### Task details
In full and without alteration, give the listing again.
====
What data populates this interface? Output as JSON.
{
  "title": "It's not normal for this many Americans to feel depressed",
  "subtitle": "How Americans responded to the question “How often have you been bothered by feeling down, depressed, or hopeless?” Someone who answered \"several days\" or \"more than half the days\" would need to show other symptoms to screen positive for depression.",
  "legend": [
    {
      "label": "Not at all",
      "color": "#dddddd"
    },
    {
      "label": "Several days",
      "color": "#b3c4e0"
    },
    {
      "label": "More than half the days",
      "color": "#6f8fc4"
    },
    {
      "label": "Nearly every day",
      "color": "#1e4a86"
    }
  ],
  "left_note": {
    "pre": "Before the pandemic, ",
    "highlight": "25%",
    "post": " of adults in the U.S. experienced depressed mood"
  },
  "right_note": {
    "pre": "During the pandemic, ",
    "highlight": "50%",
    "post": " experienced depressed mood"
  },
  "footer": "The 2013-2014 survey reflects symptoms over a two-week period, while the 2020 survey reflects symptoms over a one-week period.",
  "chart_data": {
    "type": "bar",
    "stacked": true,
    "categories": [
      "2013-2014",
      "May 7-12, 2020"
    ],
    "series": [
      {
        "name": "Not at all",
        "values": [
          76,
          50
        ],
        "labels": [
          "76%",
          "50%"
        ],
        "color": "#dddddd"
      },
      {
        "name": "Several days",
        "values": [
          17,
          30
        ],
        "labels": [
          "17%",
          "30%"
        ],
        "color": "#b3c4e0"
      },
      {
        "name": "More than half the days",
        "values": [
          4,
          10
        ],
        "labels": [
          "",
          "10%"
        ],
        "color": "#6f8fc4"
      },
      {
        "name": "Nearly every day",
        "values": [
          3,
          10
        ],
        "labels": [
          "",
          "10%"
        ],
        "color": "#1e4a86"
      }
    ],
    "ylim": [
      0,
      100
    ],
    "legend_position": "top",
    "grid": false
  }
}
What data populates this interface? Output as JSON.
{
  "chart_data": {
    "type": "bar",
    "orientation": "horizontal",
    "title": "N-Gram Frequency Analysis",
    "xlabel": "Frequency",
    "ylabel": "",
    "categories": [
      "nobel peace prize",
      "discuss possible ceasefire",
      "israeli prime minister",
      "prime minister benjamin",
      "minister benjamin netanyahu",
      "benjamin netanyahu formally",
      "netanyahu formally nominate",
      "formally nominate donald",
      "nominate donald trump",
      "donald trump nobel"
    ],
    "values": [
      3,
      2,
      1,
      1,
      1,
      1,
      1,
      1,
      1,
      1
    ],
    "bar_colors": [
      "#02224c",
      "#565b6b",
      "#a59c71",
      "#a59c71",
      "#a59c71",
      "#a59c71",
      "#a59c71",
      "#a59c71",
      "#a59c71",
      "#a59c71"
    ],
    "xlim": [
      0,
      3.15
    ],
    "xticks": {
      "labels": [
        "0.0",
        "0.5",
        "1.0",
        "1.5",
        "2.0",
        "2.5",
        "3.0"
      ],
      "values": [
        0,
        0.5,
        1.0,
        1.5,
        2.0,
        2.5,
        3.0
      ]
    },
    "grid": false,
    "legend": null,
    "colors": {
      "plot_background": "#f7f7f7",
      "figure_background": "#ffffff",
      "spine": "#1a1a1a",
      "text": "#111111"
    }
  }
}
====
### Output of the task
What data populates this interface? Output as JSON.
{
  "title": "It's not normal for this many Americans to feel depressed",
  "subtitle": "How Americans responded to the question “How often have you been bothered by feeling down, depressed, or hopeless?” Someone who answered \"several days\" or \"more than half the days\" would need to show other symptoms to screen positive for depression.",
  "legend": [
    {
      "label": "Not at all",
      "color": "#dddddd"
    },
    {
      "label": "Several days",
      "color": "#b3c4e0"
    },
    {
      "label": "More than half the days",
      "color": "#6f8fc4"
    },
    {
      "label": "Nearly every day",
      "color": "#1e4a86"
    }
  ],
  "left_note": {
    "pre": "Before the pandemic, ",
    "highlight": "25%",
    "post": " of adults in the U.S. experienced depressed mood"
  },
  "right_note": {
    "pre": "During the pandemic, ",
    "highlight": "50%",
    "post": " experienced depressed mood"
  },
  "footer": "The 2013-2014 survey reflects symptoms over a two-week period, while the 2020 survey reflects symptoms over a one-week period.",
  "chart_data": {
    "type": "bar",
    "stacked": true,
    "categories": [
      "2013-2014",
      "May 7-12, 2020"
    ],
    "series": [
      {
        "name": "Not at all",
        "values": [
          76,
          50
        ],
        "labels": [
          "76%",
          "50%"
        ],
        "color": "#dddddd"
      },
      {
        "name": "Several days",
        "values": [
          17,
          30
        ],
        "labels": [
          "17%",
          "30%"
        ],
        "color": "#b3c4e0"
      },
      {
        "name": "More than half the days",
        "values": [
          4,
          10
        ],
        "labels": [
          "",
          "10%"
        ],
        "color": "#6f8fc4"
      },
      {
        "name": "Nearly every day",
        "values": [
          3,
          10
        ],
        "labels": [
          "",
          "10%"
        ],
        "color": "#1e4a86"
      }
    ],
    "ylim": [
      0,
      100
    ],
    "legend_position": "top",
    "grid": false
  }
}
What data populates this interface? Output as JSON.
{
  "chart_data": {
    "type": "bar",
    "orientation": "horizontal",
    "title": "N-Gram Frequency Analysis",
    "xlabel": "Frequency",
    "ylabel": "",
    "categories": [
      "nobel peace prize",
      "discuss possible ceasefire",
      "israeli prime minister",
      "prime minister benjamin",
      "minister benjamin netanyahu",
      "benjamin netanyahu formally",
      "netanyahu formally nominate",
      "formally nominate donald",
      "nominate donald trump",
      "donald trump nobel"
    ],
    "values": [
      3,
      2,
      1,
      1,
      1,
      1,
      1,
      1,
      1,
      1
    ],
    "bar_colors": [
      "#02224c",
      "#565b6b",
      "#a59c71",
      "#a59c71",
      "#a59c71",
      "#a59c71",
      "#a59c71",
      "#a59c71",
      "#a59c71",
      "#a59c71"
    ],
    "xlim": [
      0,
      3.15
    ],
    "xticks": {
      "labels": [
        "0.0",
        "0.5",
        "1.0",
        "1.5",
        "2.0",
        "2.5",
        "3.0"
      ],
      "values": [
        0,
        0.5,
        1.0,
        1.5,
        2.0,
        2.5,
        3.0
      ]
    },
    "grid": false,
    "legend": null,
    "colors": {
      "plot_background": "#f7f7f7",
      "figure_background": "#ffffff",
      "spine": "#1a1a1a",
      "text": "#111111"
    }
  }
}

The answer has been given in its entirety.